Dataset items

□ □ □ □ □

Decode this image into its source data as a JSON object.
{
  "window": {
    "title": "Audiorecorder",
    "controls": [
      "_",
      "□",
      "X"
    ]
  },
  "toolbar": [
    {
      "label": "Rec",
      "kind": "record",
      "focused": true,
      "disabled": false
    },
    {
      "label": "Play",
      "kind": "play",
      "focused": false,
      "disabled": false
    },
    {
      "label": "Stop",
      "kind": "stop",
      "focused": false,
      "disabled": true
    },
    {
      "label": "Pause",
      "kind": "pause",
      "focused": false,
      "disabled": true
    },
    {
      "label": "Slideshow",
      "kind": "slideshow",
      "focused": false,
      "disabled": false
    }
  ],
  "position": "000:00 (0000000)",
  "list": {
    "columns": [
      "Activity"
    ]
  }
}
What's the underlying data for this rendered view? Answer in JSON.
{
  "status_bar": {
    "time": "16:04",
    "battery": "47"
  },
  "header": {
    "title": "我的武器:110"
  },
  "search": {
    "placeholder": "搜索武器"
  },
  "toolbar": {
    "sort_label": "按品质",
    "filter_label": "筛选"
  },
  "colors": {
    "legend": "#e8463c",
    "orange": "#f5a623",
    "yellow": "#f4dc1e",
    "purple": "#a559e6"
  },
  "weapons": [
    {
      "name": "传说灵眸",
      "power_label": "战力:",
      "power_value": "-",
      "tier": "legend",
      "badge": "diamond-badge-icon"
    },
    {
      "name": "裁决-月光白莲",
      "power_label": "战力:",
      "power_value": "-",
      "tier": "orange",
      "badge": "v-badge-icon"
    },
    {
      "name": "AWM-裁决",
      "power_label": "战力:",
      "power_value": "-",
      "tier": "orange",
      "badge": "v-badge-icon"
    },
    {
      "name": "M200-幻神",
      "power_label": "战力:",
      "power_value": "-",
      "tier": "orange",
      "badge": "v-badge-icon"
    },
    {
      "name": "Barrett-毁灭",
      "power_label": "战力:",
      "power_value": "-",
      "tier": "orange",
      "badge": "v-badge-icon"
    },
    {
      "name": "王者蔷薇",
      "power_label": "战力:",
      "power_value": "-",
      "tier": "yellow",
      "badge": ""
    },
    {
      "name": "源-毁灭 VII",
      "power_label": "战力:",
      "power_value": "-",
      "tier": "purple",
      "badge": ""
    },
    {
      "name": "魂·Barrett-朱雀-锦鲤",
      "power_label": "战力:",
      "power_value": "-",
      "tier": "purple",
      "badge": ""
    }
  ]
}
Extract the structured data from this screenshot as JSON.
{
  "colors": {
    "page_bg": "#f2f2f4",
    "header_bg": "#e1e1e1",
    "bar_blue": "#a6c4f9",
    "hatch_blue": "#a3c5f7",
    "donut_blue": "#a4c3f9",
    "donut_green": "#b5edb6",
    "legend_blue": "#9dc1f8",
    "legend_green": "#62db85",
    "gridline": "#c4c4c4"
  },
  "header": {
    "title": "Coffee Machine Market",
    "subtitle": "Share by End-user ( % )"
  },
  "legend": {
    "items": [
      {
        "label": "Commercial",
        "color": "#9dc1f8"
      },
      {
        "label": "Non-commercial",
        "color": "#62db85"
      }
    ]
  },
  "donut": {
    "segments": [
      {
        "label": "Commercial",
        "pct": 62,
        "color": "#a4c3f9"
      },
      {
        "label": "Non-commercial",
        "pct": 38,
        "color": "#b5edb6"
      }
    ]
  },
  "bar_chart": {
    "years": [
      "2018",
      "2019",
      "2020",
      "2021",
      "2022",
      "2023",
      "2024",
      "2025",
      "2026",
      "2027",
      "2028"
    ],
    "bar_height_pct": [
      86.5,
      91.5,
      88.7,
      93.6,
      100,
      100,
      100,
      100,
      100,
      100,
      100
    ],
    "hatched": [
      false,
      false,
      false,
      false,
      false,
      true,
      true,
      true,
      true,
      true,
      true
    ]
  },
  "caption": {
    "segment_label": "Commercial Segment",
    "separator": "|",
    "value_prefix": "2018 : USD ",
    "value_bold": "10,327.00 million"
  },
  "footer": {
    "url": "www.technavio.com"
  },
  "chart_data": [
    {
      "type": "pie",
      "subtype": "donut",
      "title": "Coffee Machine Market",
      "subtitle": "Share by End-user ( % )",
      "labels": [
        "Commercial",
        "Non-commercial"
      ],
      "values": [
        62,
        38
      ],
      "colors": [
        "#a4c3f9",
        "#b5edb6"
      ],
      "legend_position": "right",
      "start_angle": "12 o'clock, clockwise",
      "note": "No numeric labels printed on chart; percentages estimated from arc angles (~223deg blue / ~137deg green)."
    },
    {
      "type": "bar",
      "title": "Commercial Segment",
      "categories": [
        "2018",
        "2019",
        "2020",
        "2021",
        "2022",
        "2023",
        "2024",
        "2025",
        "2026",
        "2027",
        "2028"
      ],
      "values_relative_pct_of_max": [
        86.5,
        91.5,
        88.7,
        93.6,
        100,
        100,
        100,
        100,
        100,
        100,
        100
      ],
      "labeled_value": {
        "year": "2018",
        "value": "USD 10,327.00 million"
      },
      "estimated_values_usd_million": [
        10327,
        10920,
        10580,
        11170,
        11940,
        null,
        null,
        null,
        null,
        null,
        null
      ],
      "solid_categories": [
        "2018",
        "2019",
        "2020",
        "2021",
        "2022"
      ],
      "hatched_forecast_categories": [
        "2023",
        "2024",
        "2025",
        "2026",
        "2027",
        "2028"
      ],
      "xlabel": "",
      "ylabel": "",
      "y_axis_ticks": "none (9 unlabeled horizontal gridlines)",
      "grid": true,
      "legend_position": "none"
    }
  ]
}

□ □ □ □ □

**Given instruction**
Restate every line of the data word for word.

**Task output**
Decode this image into its source data as a JSON object.
{
  "window": {
    "title": "Audiorecorder",
    "controls": [
      "_",
      "□",
      "X"
    ]
  },
  "toolbar": [
    {
      "label": "Rec",
      "kind": "record",
      "focused": true,
      "disabled": false
    },
    {
      "label": "Play",
      "kind": "play",
      "focused": false,
      "disabled": false
    },
    {
      "label": "Stop",
      "kind": "stop",
      "focused": false,
      "disabled": true
    },
    {
      "label": "Pause",
      "kind": "pause",
      "focused": false,
      "disabled": true
    },
    {
      "label": "Slideshow",
      "kind": "slideshow",
      "focused": false,
      "disabled": false
    }
  ],
  "position": "000:00 (0000000)",
  "list": {
    "columns": [
      "Activity"
    ]
  }
}
What's the underlying data for this rendered view? Answer in JSON.
{
  "status_bar": {
    "time": "16:04",
    "battery": "47"
  },
  "header": {
    "title": "我的武器:110"
  },
  "search": {
    "placeholder": "搜索武器"
  },
  "toolbar": {
    "sort_label": "按品质",
    "filter_label": "筛选"
  },
  "colors": {
    "legend": "#e8463c",
    "orange": "#f5a623",
    "yellow": "#f4dc1e",
    "purple": "#a559e6"
  },
  "weapons": [
    {
      "name": "传说灵眸",
      "power_label": "战力:",
      "power_value": "-",
      "tier": "legend",
      "badge": "diamond-badge-icon"
    },
    {
      "name": "裁决-月光白莲",
      "power_label": "战力:",
      "power_value": "-",
      "tier": "orange",
      "badge": "v-badge-icon"
    },
    {
      "name": "AWM-裁决",
      "power_label": "战力:",
      "power_value": "-",
      "tier": "orange",
      "badge": "v-badge-icon"
    },
    {
      "name": "M200-幻神",
      "power_label": "战力:",
      "power_value": "-",
      "tier": "orange",
      "badge": "v-badge-icon"
    },
    {
      "name": "Barrett-毁灭",
      "power_label": "战力:",
      "power_value": "-",
      "tier": "orange",
      "badge": "v-badge-icon"
    },
    {
      "name": "王者蔷薇",
      "power_label": "战力:",
      "power_value": "-",
      "tier": "yellow",
      "badge": ""
    },
    {
      "name": "源-毁灭 VII",
      "power_label": "战力:",
      "power_value": "-",
      "tier": "purple",
      "badge": ""
    },
    {
      "name": "魂·Barrett-朱雀-锦鲤",
      "power_label": "战力:",
      "power_value": "-",
      "tier": "purple",
      "badge": ""
    }
  ]
}
Extract the structured data from this screenshot as JSON.
{
  "colors": {
    "page_bg": "#f2f2f4",
    "header_bg": "#e1e1e1",
    "bar_blue": "#a6c4f9",
    "hatch_blue": "#a3c5f7",
    "donut_blue": "#a4c3f9",
    "donut_green": "#b5edb6",
    "legend_blue": "#9dc1f8",
    "legend_green": "#62db85",
    "gridline": "#c4c4c4"
  },
  "header": {
    "title": "Coffee Machine Market",
    "subtitle": "Share by End-user ( % )"
  },
  "legend": {
    "items": [
      {
        "label": "Commercial",
        "color": "#9dc1f8"
      },
      {
        "label": "Non-commercial",
        "color": "#62db85"
      }
    ]
  },
  "donut": {
    "segments": [
      {
        "label": "Commercial",
        "pct": 62,
        "color": "#a4c3f9"
      },
      {
        "label": "Non-commercial",
        "pct": 38,
        "color": "#b5edb6"
      }
    ]
  },
  "bar_chart": {
    "years": [
      "2018",
      "2019",
      "2020",
      "2021",
      "2022",
      "2023",
      "2024",
      "2025",
      "2026",
      "2027",
      "2028"
    ],
    "bar_height_pct": [
      86.5,
      91.5,
      88.7,
      93.6,
      100,
      100,
      100,
      100,
      100,
      100,
      100
    ],
    "hatched": [
      false,
      false,
      false,
      false,
      false,
      true,
      true,
      true,
      true,
      true,
      true
    ]
  },
  "caption": {
    "segment_label": "Commercial Segment",
    "separator": "|",
    "value_prefix": "2018 : USD ",
    "value_bold": "10,327.00 million"
  },
  "footer": {
    "url": "www.technavio.com"
  },
  "chart_data": [
    {
      "type": "pie",
      "subtype": "donut",
      "title": "Coffee Machine Market",
      "subtitle": "Share by End-user ( % )",
      "labels": [
        "Commercial",
        "Non-commercial"
      ],
      "values": [
        62,
        38
      ],
      "colors": [
        "#a4c3f9",
        "#b5edb6"
      ],
      "legend_position": "right",
      "start_angle": "12 o'clock, clockwise",
      "note": "No numeric labels printed on chart; percentages estimated from arc angles (~223deg blue / ~137deg green)."
    },
    {
      "type": "bar",
      "title": "Commercial Segment",
      "categories": [
        "2018",
        "2019",
        "2020",
        "2021",
        "2022",
        "2023",
        "2024",
        "2025",
        "2026",
        "2027",
        "2028"
      ],
      "values_relative_pct_of_max": [
        86.5,
        91.5,
        88.7,
        93.6,
        100,
        100,
        100,
        100,
        100,
        100,
        100
      ],
      "labeled_value": {
        "year": "2018",
        "value": "USD 10,327.00 million"
      },
      "estimated_values_usd_million": [
        10327,
        10920,
        10580,
        11170,
        11940,
        null,
        null,
        null,
        null,
        null,
        null
      ],
      "solid_categories": [
        "2018",
        "2019",
        "2020",
        "2021",
        "2022"
      ],
      "hatched_forecast_categories": [
        "2023",
        "2024",
        "2025",
        "2026",
        "2027",
        "2028"
      ],
      "xlabel": "",
      "ylabel": "",
      "y_axis_ticks": "none (9 unlabeled horizontal gridlines)",
      "grid": true,
      "legend_position": "none"
    }
  ]
}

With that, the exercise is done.